— start of SUPPLIED DATA —

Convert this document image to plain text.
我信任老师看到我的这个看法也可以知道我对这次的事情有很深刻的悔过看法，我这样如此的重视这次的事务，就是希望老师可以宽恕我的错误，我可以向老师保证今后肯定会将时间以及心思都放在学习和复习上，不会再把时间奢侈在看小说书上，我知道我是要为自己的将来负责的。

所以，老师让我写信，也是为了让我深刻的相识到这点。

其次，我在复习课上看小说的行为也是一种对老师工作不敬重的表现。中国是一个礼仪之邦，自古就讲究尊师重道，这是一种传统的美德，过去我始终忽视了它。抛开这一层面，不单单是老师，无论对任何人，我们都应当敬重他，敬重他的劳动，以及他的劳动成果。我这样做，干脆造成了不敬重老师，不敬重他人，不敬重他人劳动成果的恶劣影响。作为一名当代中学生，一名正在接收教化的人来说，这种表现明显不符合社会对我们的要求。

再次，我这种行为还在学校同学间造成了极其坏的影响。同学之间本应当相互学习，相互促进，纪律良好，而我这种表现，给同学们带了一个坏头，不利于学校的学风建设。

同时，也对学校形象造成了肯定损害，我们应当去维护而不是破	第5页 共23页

— end of SUPPLIED DATA —
— start of SUPPLIED DATA —

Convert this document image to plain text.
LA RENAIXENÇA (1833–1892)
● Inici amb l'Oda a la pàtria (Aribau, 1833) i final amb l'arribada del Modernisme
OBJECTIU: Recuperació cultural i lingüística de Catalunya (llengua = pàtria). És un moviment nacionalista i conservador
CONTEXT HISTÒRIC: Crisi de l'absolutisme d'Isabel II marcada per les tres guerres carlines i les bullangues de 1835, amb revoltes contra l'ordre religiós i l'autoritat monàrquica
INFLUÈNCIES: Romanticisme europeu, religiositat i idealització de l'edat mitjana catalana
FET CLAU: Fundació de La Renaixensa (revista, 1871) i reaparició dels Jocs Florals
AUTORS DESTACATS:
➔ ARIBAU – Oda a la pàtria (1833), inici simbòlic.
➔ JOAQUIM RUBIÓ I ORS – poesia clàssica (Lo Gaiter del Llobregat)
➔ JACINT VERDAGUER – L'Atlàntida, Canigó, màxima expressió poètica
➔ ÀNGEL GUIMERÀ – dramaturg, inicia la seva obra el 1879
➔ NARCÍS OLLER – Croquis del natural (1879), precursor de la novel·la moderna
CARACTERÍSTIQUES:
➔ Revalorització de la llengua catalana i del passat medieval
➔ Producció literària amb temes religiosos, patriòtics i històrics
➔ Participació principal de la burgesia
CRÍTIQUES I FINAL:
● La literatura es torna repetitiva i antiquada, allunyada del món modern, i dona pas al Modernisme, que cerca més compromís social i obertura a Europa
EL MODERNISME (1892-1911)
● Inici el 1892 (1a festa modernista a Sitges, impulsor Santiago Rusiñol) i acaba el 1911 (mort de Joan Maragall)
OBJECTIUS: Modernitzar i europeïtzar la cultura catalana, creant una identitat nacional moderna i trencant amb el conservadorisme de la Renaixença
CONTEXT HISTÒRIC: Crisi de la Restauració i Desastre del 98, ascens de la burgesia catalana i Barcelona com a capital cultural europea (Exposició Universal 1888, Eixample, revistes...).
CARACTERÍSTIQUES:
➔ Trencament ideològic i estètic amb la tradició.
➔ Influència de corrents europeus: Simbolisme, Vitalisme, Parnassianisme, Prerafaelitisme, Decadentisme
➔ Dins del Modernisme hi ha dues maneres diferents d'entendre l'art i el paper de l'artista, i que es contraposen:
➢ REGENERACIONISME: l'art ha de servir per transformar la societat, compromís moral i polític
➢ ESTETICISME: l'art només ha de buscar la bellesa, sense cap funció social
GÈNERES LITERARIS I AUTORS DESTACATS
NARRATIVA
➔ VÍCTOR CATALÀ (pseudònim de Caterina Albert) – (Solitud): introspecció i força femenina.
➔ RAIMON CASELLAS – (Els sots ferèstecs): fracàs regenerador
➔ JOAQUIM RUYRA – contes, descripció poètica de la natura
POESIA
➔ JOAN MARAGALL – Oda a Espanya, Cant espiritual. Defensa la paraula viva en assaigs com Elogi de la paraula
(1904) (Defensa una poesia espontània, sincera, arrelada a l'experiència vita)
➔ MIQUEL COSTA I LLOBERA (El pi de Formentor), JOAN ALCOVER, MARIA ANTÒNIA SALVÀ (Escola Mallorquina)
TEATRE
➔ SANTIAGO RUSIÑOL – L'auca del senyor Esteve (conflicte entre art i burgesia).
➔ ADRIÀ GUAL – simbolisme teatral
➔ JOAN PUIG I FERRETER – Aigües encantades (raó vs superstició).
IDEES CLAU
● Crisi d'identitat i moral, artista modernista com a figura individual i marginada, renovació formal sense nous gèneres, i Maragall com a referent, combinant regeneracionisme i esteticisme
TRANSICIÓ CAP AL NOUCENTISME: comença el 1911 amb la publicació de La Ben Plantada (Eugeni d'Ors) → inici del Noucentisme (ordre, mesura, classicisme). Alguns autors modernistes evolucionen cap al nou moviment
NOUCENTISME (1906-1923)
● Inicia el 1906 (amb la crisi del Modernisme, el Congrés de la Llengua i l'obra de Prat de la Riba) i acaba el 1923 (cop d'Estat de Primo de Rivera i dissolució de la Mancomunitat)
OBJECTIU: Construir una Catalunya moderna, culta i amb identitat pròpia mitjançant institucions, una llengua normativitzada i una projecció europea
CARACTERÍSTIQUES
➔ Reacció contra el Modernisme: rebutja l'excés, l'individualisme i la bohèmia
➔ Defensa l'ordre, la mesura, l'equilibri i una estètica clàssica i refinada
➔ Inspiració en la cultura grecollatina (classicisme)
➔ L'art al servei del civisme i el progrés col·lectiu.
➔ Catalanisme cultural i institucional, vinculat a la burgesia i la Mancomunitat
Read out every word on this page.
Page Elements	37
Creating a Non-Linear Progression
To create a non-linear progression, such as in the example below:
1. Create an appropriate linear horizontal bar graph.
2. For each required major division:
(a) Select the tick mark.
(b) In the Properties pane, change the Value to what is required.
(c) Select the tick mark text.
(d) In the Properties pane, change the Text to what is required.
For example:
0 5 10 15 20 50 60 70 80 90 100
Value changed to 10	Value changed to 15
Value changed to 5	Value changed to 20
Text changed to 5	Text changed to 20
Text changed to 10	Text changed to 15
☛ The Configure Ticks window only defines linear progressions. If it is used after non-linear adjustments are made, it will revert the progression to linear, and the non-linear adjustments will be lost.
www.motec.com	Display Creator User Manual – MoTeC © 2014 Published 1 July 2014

— end of SUPPLIED DATA —
— start of SUPPLIED DATA —

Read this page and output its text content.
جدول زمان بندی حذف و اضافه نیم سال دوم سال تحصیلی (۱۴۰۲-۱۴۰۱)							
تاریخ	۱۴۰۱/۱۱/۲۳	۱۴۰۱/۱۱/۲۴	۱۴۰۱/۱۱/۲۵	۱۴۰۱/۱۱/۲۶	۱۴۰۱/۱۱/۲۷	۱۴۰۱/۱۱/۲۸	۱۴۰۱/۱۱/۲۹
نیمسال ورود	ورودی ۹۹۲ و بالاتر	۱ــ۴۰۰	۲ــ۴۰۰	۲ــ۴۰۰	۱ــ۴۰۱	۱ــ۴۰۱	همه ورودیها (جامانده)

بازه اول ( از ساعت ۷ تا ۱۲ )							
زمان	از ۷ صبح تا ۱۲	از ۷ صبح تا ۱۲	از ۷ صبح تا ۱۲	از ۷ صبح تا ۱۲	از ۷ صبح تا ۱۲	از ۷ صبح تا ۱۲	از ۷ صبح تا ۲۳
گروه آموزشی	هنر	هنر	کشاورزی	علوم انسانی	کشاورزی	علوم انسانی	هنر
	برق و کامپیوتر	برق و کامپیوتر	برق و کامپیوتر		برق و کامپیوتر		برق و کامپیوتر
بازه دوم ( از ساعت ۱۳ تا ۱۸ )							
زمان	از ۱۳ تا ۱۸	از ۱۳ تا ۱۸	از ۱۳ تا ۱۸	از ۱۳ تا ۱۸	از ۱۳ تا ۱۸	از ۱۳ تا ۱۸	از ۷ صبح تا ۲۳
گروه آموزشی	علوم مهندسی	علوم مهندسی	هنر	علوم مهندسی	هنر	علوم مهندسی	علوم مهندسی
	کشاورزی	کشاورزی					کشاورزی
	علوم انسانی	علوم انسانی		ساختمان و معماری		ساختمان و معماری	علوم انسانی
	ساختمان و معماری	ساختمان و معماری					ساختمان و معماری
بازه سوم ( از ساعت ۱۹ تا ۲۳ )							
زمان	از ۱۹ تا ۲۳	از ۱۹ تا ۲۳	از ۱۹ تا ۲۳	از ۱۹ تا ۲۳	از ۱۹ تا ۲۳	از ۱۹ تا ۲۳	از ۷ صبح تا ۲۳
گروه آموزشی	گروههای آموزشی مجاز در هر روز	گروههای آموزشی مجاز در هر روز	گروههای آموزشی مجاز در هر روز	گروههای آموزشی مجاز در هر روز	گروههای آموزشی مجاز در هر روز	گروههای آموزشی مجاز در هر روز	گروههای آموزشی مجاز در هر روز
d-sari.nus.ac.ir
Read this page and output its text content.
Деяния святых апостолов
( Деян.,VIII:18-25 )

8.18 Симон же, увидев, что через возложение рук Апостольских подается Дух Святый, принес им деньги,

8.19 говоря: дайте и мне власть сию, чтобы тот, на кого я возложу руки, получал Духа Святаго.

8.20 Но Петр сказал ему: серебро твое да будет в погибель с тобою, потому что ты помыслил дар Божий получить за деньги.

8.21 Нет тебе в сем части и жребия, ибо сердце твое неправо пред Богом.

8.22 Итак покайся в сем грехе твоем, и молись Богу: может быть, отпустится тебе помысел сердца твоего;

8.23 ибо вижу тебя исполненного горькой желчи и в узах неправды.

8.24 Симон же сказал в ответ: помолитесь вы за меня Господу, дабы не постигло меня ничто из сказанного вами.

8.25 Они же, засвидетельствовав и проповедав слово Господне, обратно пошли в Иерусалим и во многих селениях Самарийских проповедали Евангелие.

— end of SUPPLIED DATA —

• WHAT YOU ARE ASKED TO DO:
Which lines hold the word "آموزشی"? Copy all of them.

• WRITTEN RESPONSE:
گروه آموزشی	هنر	هنر	کشاورزی	علوم انسانی	کشاورزی	علوم انسانی	هنر
گروه آموزشی	علوم مهندسی	علوم مهندسی	هنر	علوم مهندسی	هنر	علوم مهندسی	علوم مهندسی
گروه آموزشی	گروههای آموزشی مجاز در هر روز	گروههای آموزشی مجاز در هر روز	گروههای آموزشی مجاز در هر روز	گروههای آموزشی مجاز در هر روز	گروههای آموزشی مجاز در هر روز	گروههای آموزشی مجاز در هر روز	گروههای آموزشی مجاز در هر روز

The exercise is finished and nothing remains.